TRAVAIL À RÉALISER:
1. Citez le passage de la critique du roman qui commence par « J'ai aimé ce » et se poursuit jusqu'à « pas de si tôt. ».
2. Résumez en deux phrases la critique du roman reproduite ci-dessous.

EXTRAIT SÉLECTIONNÉ:
------------------------------------------------

J'ai aimé ce livre et son personnage central et solaire.
C'est un grand roman qui nous emporte, une fresque historique et familiale à nous perdre tant il est dense, fort de ses 600 pages qui nous font traverser le 20eme siècle en Sicile, par la voix d'une narratrice/héroïne qu'on n'oubliera pas de si tôt.
Modesta naît en 1900, dans une misère crasse, sans père et oubliée par une mère qui se tait ou qui hurle, mais qui ne parle pas. Elle n'a de vie que pour soutenir celle de son autre fille, malade mentale.
Modesta souffrira, sera violée par un homme qui se fait passer pour son père, et commettra un acte terrible : elle brûlera la maison où périront sa mère et sa sœur.Recueillie dans un couvent, elle continuera de souffrir mais découvrira la lecture et le désir de savoir. Dès lors, elle n'aura de cesse de s'instruire pour s'émanciper et pour enfin vivre.
Modesta la mal nommée veut que vivre ne soit pas un vain mot. Elle désire donner à ce verbe une signification qui lui convienne et dans laquelle elle se retrouve intellectuellement et émotionnellement. Voilà ce qui semble être le moteur puissant de cette destinée hors du commun qui nous est proposée dans ce roman.
L'héroïne cherche et trouve les moyens de déjouer les obstacles qui ne cessent de se précipiter devant elle. Elle est dotée d'une force exceptionnelle, et sa potion magique à l'air d'être un désir puissant de vie, une pulsion plus forte que tout qu'elle alimente et renforce au fil du temps par ce qui est nommé dans le titre," l'art de la joie". "La joie, passion par laquelle l'âme passe à une perfection plus grande "dit Spinoza (Ethique, III, 11, sc.).

------------------------------------------------

DONNÉES FOURNIES:
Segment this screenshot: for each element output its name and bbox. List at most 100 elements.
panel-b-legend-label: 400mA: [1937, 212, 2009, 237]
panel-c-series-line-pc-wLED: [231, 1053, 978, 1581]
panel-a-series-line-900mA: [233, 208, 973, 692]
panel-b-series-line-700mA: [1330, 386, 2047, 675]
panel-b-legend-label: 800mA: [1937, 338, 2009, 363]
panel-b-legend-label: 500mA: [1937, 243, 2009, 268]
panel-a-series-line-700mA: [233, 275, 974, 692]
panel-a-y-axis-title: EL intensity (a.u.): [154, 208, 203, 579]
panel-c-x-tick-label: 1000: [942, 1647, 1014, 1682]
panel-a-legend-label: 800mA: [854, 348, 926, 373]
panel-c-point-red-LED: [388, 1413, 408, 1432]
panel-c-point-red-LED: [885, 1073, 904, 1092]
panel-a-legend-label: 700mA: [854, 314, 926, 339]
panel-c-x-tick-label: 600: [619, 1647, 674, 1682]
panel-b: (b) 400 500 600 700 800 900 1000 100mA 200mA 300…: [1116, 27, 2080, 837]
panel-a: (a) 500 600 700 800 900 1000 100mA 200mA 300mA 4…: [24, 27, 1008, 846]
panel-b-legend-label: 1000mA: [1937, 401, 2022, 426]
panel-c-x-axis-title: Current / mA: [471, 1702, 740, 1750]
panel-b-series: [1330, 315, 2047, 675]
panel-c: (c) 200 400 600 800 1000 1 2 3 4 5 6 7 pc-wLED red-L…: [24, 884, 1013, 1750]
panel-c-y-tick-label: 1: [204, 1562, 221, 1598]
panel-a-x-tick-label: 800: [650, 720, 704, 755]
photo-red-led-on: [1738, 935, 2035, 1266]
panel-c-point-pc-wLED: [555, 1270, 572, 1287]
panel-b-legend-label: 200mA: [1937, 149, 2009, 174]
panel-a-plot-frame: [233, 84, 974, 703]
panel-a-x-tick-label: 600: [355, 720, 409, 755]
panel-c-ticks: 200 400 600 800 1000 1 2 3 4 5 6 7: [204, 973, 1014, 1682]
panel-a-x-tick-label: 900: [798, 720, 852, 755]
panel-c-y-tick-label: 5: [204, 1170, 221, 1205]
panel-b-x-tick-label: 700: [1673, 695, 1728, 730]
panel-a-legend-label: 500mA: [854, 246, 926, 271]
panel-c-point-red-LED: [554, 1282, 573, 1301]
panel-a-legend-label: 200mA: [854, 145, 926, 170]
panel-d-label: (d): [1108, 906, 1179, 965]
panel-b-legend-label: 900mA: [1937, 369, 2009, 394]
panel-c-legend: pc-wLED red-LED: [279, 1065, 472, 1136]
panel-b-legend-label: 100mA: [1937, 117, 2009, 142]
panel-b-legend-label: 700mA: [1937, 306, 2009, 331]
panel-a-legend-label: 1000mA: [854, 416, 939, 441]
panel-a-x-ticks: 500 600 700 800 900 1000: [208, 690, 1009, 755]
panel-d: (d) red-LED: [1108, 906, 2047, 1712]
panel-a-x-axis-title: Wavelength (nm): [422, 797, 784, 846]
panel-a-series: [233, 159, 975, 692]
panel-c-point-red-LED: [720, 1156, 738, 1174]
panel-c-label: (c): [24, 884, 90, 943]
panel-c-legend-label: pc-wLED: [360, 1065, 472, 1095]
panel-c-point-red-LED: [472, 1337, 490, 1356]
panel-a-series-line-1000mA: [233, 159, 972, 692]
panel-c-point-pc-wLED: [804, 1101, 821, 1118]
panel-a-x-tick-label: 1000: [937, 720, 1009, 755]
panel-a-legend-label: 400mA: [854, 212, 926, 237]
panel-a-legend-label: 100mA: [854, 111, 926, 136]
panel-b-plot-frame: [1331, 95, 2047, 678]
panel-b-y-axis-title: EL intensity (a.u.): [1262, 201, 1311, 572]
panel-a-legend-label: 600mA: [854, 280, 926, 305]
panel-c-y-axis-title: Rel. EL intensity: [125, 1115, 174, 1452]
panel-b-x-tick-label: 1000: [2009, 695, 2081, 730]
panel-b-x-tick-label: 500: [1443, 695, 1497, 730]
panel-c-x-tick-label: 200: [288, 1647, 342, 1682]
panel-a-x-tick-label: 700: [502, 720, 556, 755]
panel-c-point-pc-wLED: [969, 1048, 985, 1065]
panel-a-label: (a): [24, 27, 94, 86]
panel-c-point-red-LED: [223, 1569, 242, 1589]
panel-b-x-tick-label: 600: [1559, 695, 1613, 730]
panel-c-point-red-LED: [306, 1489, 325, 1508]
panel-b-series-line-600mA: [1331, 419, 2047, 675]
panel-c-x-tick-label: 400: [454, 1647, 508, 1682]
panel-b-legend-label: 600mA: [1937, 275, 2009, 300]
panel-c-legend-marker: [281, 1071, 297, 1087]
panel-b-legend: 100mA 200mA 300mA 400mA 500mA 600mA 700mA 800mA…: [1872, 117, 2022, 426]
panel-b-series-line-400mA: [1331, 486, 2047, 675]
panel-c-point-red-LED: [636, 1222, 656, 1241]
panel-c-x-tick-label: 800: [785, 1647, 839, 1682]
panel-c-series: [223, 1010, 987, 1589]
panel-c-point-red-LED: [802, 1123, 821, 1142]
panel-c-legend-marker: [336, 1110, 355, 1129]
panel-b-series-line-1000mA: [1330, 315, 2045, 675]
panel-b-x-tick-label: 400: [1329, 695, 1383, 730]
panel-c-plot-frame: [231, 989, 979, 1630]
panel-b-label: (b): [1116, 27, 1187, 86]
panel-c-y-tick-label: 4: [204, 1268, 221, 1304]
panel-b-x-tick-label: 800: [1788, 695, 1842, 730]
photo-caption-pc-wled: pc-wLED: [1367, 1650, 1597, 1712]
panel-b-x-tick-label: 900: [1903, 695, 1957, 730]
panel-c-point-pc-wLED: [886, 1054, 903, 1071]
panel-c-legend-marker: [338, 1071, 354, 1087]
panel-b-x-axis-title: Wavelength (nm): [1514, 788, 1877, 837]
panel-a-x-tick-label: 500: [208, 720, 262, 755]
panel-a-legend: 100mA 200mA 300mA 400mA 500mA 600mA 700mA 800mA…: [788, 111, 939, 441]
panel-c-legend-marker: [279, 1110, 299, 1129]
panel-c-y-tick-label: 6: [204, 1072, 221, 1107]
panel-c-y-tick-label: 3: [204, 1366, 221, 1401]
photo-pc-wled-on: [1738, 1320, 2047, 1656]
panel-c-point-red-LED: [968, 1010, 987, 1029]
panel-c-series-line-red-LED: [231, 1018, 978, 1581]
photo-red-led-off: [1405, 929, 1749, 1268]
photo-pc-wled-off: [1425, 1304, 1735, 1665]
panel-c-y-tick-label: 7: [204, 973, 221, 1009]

------------------------------------------------

RÉSULTATS OBTENUS:
1.
J'ai aimé ce livre et son personnage central et solaire.
C'est un grand roman qui nous emporte, une fresque historique et familiale à nous perdre tant il est dense, fort de ses 600 pages qui nous font traverser le 20eme siècle en Sicile, par la voix d'une narratrice/héroïne qu'on n'oubliera pas de si tôt.

2. Cette critique présente un roman de 600 pages, fresque historique et familiale qui traverse le XXe siècle en Sicile par la voix de sa narratrice et héroïne, Modesta, née en 1900 dans la misère. Violée, puis coupable d'avoir brûlé la maison où périssent sa mère et sa sœur, elle découvre au couvent la lecture et le désir de savoir, puis s'instruit pour s'émanciper, portée par un puissant désir de vie que le titre nomme « l'art de la joie ».